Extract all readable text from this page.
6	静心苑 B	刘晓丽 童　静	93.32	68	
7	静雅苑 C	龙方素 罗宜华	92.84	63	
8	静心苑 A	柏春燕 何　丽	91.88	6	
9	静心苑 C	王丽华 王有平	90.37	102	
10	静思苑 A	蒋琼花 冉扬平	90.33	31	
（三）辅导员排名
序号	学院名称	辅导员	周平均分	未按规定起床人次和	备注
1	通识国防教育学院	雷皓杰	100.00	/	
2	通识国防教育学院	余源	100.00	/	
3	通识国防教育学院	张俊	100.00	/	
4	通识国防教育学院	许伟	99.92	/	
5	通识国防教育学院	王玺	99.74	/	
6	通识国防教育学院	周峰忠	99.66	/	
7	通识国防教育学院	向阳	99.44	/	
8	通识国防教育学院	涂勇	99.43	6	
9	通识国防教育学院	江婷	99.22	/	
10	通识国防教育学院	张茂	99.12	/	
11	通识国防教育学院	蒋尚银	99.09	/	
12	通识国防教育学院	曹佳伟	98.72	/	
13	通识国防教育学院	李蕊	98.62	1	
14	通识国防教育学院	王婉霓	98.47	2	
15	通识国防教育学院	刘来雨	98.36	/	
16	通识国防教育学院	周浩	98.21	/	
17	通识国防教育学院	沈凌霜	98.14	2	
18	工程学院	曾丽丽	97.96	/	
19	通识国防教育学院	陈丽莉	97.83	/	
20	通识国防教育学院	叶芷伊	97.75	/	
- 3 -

====

- [Request]
Write out all the data again, exactly as it appears.

- [Task response]
Extract all readable text from this page.
6	静心苑 B	刘晓丽 童　静	93.32	68	
7	静雅苑 C	龙方素 罗宜华	92.84	63	
8	静心苑 A	柏春燕 何　丽	91.88	6	
9	静心苑 C	王丽华 王有平	90.37	102	
10	静思苑 A	蒋琼花 冉扬平	90.33	31	
（三）辅导员排名
序号	学院名称	辅导员	周平均分	未按规定起床人次和	备注
1	通识国防教育学院	雷皓杰	100.00	/	
2	通识国防教育学院	余源	100.00	/	
3	通识国防教育学院	张俊	100.00	/	
4	通识国防教育学院	许伟	99.92	/	
5	通识国防教育学院	王玺	99.74	/	
6	通识国防教育学院	周峰忠	99.66	/	
7	通识国防教育学院	向阳	99.44	/	
8	通识国防教育学院	涂勇	99.43	6	
9	通识国防教育学院	江婷	99.22	/	
10	通识国防教育学院	张茂	99.12	/	
11	通识国防教育学院	蒋尚银	99.09	/	
12	通识国防教育学院	曹佳伟	98.72	/	
13	通识国防教育学院	李蕊	98.62	1	
14	通识国防教育学院	王婉霓	98.47	2	
15	通识国防教育学院	刘来雨	98.36	/	
16	通识国防教育学院	周浩	98.21	/	
17	通识国防教育学院	沈凌霜	98.14	2	
18	工程学院	曾丽丽	97.96	/	
19	通识国防教育学院	陈丽莉	97.83	/	
20	通识国防教育学院	叶芷伊	97.75	/	
- 3 -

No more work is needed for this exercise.